:: Input records ::

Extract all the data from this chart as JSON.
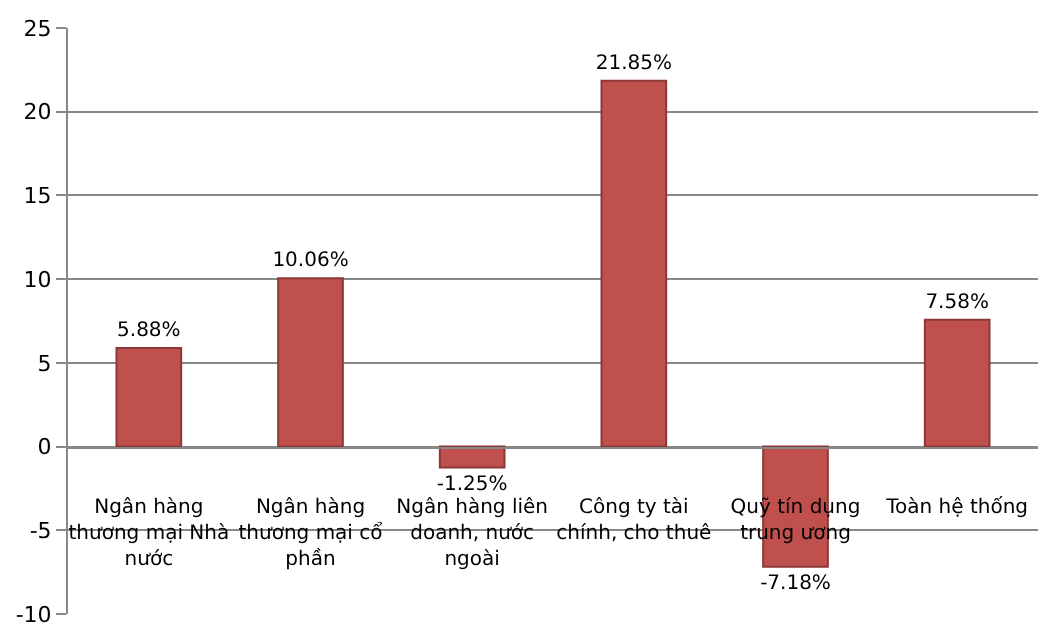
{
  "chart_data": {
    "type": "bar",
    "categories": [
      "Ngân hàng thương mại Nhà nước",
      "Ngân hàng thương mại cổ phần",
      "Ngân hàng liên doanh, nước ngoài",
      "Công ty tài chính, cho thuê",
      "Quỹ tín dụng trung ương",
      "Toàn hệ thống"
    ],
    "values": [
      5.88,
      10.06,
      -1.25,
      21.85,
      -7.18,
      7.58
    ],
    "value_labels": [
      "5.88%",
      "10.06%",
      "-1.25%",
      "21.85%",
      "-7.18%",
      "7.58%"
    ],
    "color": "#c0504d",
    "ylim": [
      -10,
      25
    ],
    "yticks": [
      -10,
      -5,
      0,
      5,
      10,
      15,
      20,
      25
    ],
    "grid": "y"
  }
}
---
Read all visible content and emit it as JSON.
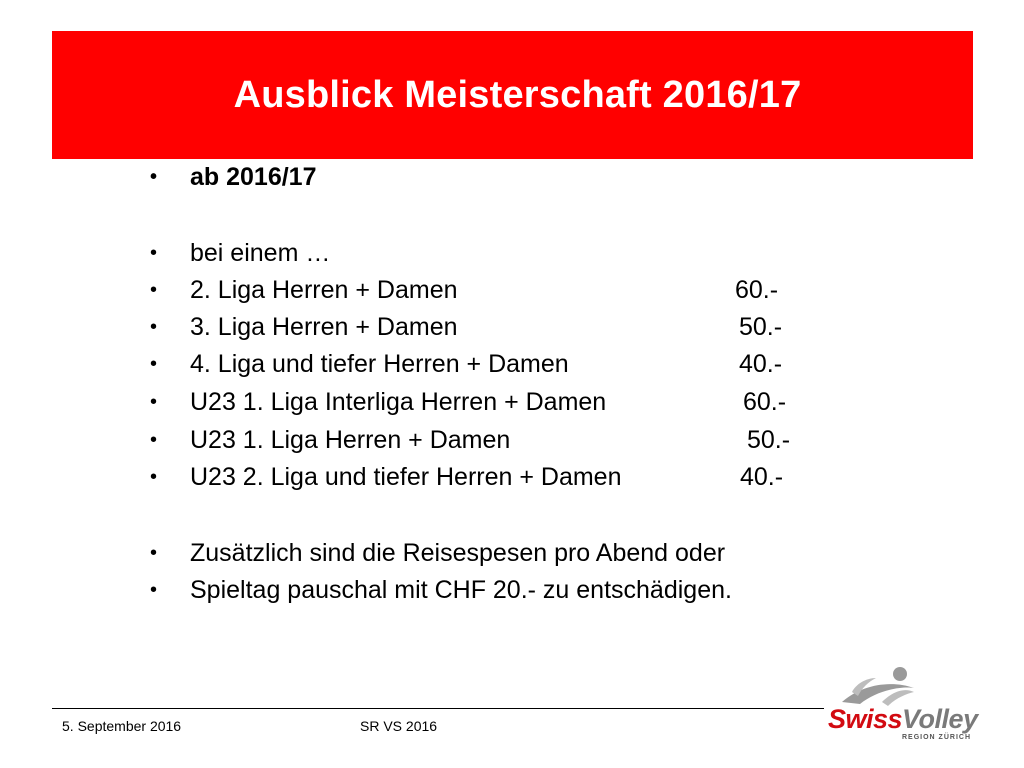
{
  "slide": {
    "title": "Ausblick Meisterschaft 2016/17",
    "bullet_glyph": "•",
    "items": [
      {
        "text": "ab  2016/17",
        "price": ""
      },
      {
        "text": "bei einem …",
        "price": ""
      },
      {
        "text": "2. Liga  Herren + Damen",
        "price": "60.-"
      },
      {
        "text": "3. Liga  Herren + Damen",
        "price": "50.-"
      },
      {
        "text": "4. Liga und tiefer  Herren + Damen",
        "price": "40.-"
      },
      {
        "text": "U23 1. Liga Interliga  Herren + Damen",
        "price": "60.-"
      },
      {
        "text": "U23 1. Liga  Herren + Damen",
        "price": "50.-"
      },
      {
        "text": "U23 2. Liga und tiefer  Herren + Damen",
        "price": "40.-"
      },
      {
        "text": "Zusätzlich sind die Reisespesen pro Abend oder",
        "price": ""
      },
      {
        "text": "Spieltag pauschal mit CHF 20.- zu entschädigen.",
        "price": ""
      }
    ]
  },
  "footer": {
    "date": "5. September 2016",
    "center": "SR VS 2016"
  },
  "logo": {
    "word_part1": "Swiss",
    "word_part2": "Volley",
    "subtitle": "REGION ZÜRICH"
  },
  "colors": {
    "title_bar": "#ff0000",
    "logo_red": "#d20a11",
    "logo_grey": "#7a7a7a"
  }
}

:: Required task ::
Copy every line in the records above that contains the word "Damen".

:: Exercise response ::
        "text": "2. Liga  Herren + Damen",
        "text": "3. Liga  Herren + Damen",
        "text": "4. Liga und tiefer  Herren + Damen",
        "text": "U23 1. Liga Interliga  Herren + Damen",
        "text": "U23 1. Liga  Herren + Damen",
        "text": "U23 2. Liga und tiefer  Herren + Damen",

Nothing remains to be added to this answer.